### Work required
Please reproduce the lines below without any change, beginning with the line that contains "- search-row: [30, 119, 763, 163]" and continuing through the end of the items, with both ends included.

### Layout region records
[start]

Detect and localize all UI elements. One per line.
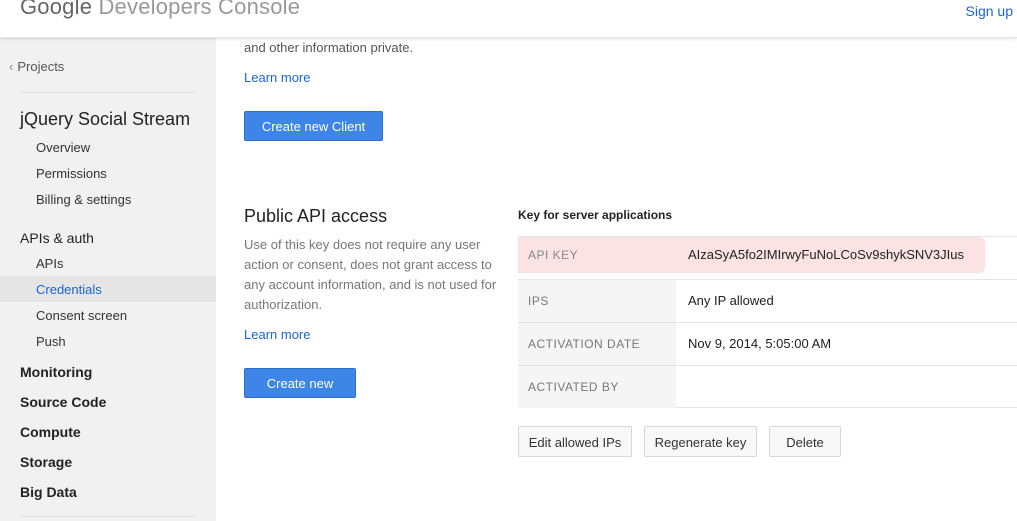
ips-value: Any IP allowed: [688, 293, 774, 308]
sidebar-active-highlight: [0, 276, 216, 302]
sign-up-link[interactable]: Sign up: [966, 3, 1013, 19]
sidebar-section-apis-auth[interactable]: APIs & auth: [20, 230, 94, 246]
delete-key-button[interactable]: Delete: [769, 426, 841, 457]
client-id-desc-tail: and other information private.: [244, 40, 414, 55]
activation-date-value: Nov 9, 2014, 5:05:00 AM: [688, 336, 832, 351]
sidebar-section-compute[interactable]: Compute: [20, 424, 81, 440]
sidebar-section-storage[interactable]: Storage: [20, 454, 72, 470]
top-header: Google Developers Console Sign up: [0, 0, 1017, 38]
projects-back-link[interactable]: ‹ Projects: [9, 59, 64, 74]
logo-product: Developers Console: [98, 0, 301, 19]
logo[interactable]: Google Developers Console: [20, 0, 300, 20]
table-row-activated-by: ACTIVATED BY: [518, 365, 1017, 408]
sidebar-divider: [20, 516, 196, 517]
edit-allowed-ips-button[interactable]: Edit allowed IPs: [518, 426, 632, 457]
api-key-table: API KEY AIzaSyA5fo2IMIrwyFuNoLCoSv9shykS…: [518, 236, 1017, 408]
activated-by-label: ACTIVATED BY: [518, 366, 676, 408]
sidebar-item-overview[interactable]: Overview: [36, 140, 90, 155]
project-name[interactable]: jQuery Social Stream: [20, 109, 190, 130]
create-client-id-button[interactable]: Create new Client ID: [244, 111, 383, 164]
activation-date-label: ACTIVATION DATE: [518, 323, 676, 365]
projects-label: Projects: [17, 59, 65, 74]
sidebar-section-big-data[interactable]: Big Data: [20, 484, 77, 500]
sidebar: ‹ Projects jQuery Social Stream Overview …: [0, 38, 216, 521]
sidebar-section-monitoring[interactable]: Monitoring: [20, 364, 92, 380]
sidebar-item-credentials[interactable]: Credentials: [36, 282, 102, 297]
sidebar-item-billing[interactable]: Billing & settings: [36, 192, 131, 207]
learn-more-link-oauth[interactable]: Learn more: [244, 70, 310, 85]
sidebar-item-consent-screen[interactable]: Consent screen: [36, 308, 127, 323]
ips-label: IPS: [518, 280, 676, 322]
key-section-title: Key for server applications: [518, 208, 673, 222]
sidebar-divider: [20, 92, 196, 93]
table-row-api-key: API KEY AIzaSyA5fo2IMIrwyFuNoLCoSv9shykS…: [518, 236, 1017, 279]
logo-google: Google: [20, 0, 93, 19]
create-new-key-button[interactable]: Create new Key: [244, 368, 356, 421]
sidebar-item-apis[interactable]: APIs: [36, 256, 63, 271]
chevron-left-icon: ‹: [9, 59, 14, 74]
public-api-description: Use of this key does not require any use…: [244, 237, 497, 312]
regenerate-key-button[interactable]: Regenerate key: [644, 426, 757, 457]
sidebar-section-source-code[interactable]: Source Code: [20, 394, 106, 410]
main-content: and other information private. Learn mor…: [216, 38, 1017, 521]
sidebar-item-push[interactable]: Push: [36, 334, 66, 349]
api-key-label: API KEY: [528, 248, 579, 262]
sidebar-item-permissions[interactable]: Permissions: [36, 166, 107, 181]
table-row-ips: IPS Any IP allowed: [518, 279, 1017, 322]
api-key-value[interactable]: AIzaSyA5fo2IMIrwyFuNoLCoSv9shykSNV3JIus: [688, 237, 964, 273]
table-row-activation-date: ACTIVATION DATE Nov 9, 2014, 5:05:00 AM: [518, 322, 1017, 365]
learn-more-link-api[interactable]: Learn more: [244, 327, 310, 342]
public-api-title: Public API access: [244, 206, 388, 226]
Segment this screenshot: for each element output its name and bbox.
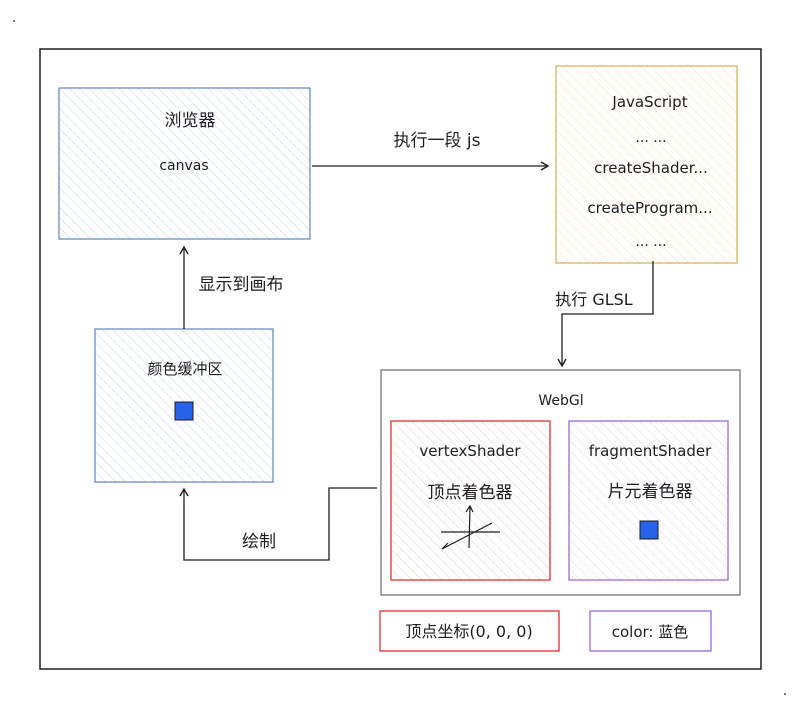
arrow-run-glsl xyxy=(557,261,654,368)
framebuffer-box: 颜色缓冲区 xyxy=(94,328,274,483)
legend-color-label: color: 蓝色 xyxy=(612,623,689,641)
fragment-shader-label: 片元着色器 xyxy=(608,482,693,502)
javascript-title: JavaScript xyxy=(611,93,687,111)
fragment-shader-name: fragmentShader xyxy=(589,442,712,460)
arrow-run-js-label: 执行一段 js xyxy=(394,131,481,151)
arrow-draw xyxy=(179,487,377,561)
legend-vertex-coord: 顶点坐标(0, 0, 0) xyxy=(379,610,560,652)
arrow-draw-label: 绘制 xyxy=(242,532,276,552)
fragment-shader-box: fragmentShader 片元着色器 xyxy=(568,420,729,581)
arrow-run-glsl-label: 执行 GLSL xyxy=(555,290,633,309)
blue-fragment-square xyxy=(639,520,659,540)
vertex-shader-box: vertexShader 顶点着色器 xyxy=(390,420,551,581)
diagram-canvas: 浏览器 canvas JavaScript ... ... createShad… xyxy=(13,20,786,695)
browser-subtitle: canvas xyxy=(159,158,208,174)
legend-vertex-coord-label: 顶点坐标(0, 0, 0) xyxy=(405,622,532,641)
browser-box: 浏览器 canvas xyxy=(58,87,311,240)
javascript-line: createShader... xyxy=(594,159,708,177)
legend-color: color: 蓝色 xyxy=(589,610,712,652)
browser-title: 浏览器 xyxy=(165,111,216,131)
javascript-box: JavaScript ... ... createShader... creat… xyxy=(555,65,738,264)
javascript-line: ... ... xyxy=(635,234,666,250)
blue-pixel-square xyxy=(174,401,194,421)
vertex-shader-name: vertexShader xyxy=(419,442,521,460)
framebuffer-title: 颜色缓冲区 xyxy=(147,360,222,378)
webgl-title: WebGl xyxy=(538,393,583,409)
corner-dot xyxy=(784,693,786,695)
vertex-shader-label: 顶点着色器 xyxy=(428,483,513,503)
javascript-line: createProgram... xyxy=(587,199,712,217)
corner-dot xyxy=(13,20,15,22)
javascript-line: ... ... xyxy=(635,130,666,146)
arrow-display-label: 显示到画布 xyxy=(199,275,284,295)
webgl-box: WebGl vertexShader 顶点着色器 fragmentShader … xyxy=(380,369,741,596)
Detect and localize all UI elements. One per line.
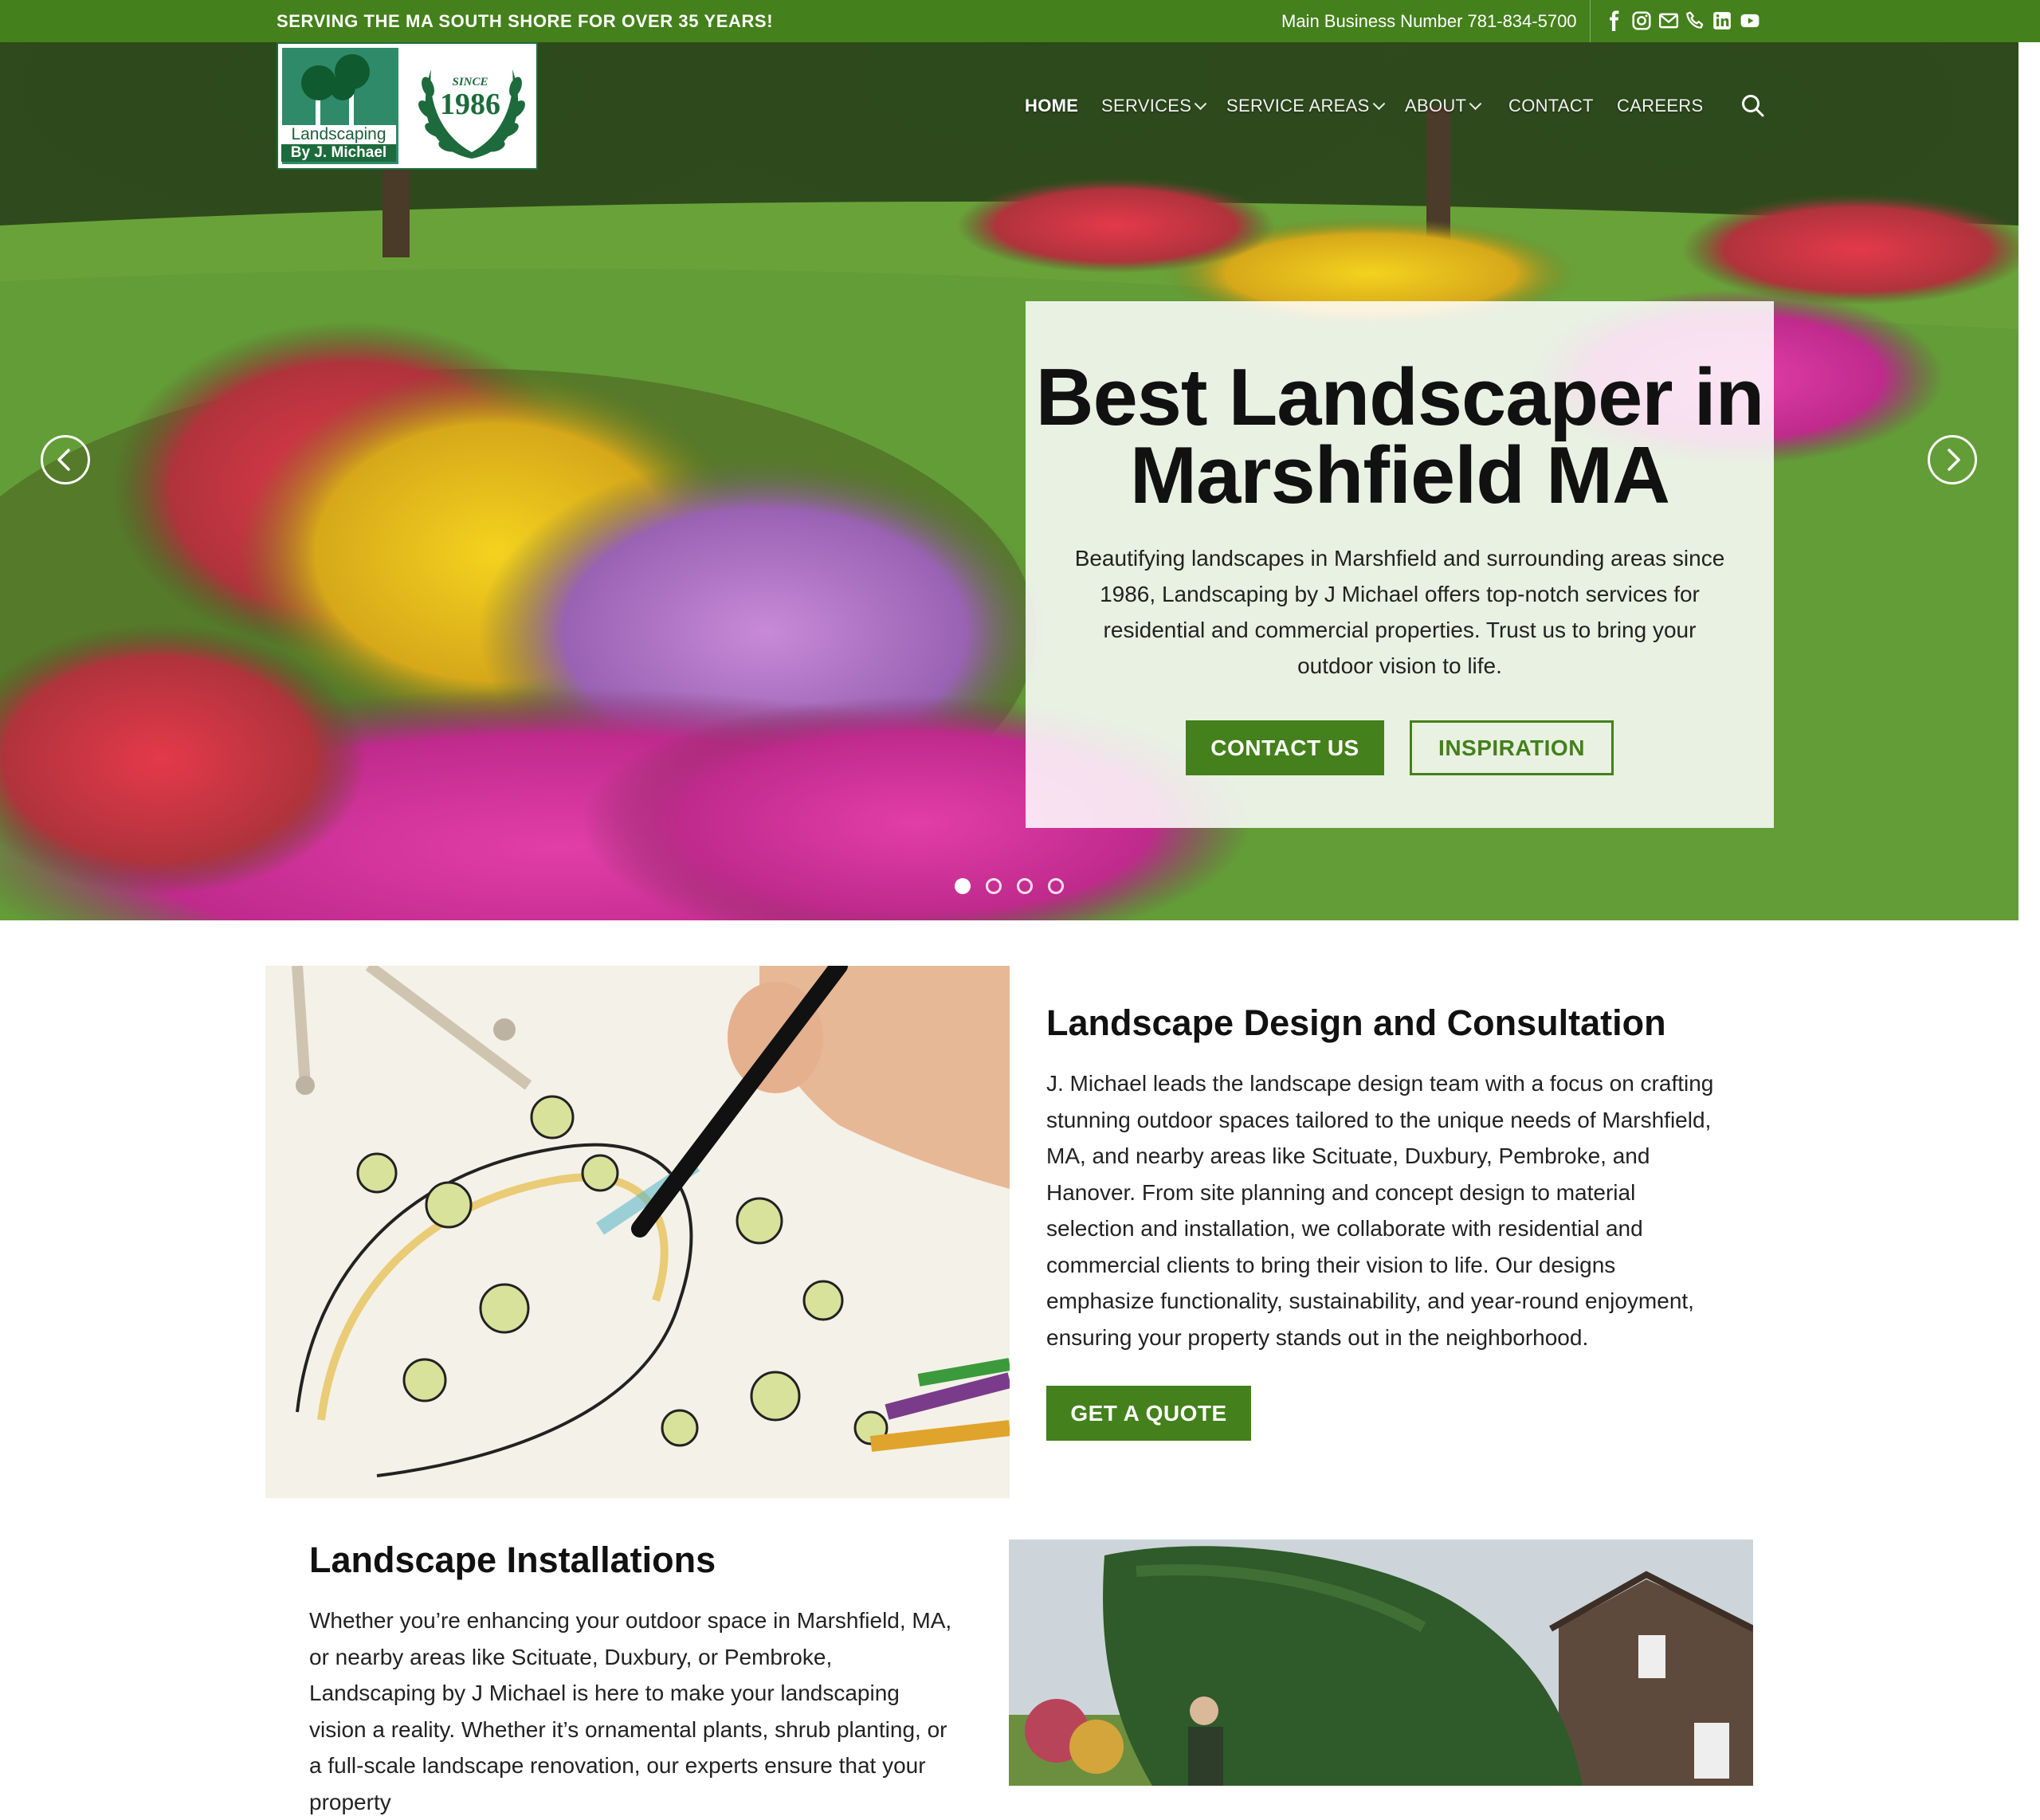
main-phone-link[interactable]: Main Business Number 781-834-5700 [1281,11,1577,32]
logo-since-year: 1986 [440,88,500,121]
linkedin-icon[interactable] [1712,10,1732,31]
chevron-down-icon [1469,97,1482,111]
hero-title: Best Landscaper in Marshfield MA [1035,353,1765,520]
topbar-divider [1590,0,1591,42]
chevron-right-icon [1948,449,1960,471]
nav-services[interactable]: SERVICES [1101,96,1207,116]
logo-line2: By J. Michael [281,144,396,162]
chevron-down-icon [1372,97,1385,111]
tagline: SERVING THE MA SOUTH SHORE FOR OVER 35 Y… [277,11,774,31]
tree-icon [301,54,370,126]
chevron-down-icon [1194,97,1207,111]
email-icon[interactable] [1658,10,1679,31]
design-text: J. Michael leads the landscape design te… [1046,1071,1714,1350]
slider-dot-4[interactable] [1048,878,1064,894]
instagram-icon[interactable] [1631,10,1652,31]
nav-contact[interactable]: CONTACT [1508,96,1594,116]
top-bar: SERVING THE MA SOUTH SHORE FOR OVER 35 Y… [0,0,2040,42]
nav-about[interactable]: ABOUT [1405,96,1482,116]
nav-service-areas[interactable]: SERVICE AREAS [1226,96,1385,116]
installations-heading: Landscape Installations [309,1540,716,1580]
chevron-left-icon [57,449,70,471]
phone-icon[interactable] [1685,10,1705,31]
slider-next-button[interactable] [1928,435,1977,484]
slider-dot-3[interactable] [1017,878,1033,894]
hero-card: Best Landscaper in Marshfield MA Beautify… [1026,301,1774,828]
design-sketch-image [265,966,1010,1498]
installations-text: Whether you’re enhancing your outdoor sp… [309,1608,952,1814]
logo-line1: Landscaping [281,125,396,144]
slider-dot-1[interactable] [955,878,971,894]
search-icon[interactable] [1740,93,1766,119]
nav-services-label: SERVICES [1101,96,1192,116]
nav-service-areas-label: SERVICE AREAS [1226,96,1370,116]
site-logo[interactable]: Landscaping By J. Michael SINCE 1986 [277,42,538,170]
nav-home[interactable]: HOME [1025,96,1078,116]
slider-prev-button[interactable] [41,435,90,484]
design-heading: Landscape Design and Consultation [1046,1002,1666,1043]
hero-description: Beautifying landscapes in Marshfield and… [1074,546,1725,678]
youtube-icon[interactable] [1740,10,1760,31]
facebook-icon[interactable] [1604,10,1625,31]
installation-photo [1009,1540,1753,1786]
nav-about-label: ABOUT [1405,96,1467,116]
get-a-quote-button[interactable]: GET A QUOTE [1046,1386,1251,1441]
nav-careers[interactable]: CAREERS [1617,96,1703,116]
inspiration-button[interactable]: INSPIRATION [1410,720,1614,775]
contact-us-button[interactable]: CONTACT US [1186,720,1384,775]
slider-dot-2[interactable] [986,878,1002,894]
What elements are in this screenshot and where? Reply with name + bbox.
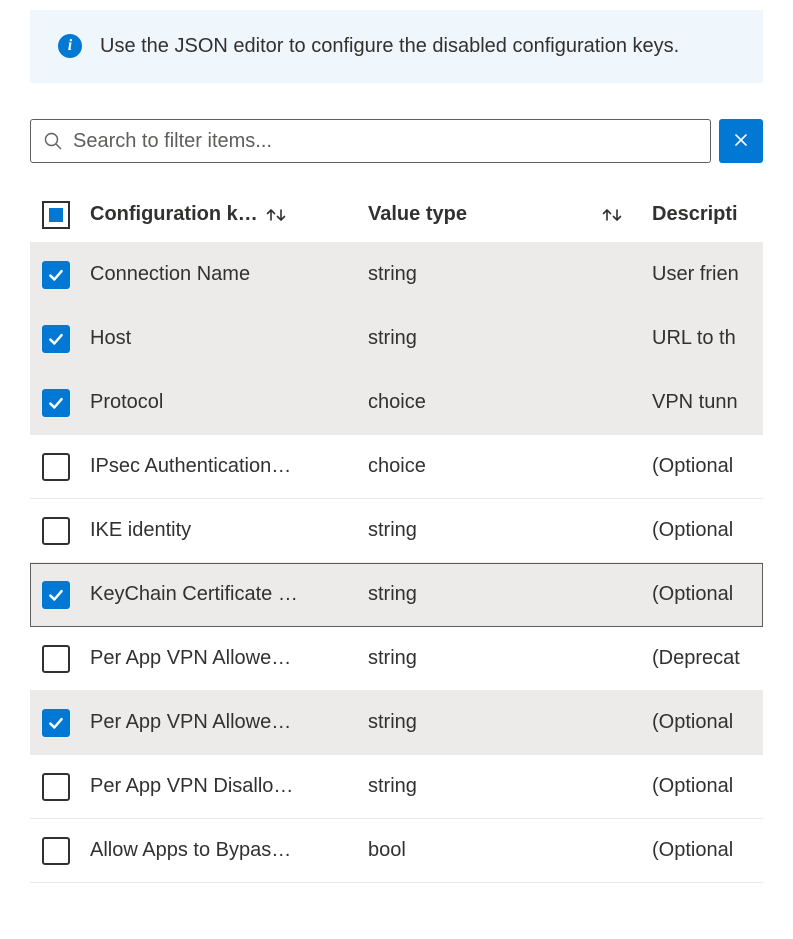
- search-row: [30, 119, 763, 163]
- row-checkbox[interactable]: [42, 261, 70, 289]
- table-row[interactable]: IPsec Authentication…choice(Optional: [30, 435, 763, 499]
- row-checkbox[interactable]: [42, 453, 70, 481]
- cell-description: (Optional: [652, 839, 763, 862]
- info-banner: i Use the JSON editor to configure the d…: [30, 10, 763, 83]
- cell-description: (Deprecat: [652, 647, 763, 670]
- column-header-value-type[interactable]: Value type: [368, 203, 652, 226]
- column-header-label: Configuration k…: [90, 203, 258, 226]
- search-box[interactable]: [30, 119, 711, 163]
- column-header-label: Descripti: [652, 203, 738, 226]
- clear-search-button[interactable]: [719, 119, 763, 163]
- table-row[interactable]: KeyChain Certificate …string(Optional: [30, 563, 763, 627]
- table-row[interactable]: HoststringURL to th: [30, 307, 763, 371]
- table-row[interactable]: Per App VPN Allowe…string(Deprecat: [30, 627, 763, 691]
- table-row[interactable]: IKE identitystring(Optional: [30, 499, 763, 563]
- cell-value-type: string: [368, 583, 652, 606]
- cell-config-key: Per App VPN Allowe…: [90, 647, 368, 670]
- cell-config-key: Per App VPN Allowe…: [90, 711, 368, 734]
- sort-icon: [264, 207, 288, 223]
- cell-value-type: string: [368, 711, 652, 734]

[end]

### Output below
- search-row: [30, 119, 763, 163]
- row-checkbox[interactable]: [42, 261, 70, 289]
- table-row[interactable]: IPsec Authentication…choice(Optional: [30, 435, 763, 499]
- row-checkbox[interactable]: [42, 453, 70, 481]
- cell-description: (Optional: [652, 839, 763, 862]
- info-banner: i Use the JSON editor to configure the d…: [30, 10, 763, 83]
- cell-description: (Deprecat: [652, 647, 763, 670]
- column-header-value-type[interactable]: Value type: [368, 203, 652, 226]
- column-header-label: Configuration k…: [90, 203, 258, 226]
- search-box[interactable]: [30, 119, 711, 163]
- column-header-label: Descripti: [652, 203, 738, 226]
- clear-search-button[interactable]: [719, 119, 763, 163]
- table-row[interactable]: KeyChain Certificate …string(Optional: [30, 563, 763, 627]
- table-row[interactable]: HoststringURL to th: [30, 307, 763, 371]
- table-row[interactable]: Per App VPN Allowe…string(Deprecat: [30, 627, 763, 691]
- table-row[interactable]: IKE identitystring(Optional: [30, 499, 763, 563]
- cell-value-type: string: [368, 583, 652, 606]
- cell-config-key: Per App VPN Allowe…: [90, 647, 368, 670]
- cell-config-key: Per App VPN Allowe…: [90, 711, 368, 734]
- sort-icon: [264, 207, 288, 223]
- cell-value-type: string: [368, 711, 652, 734]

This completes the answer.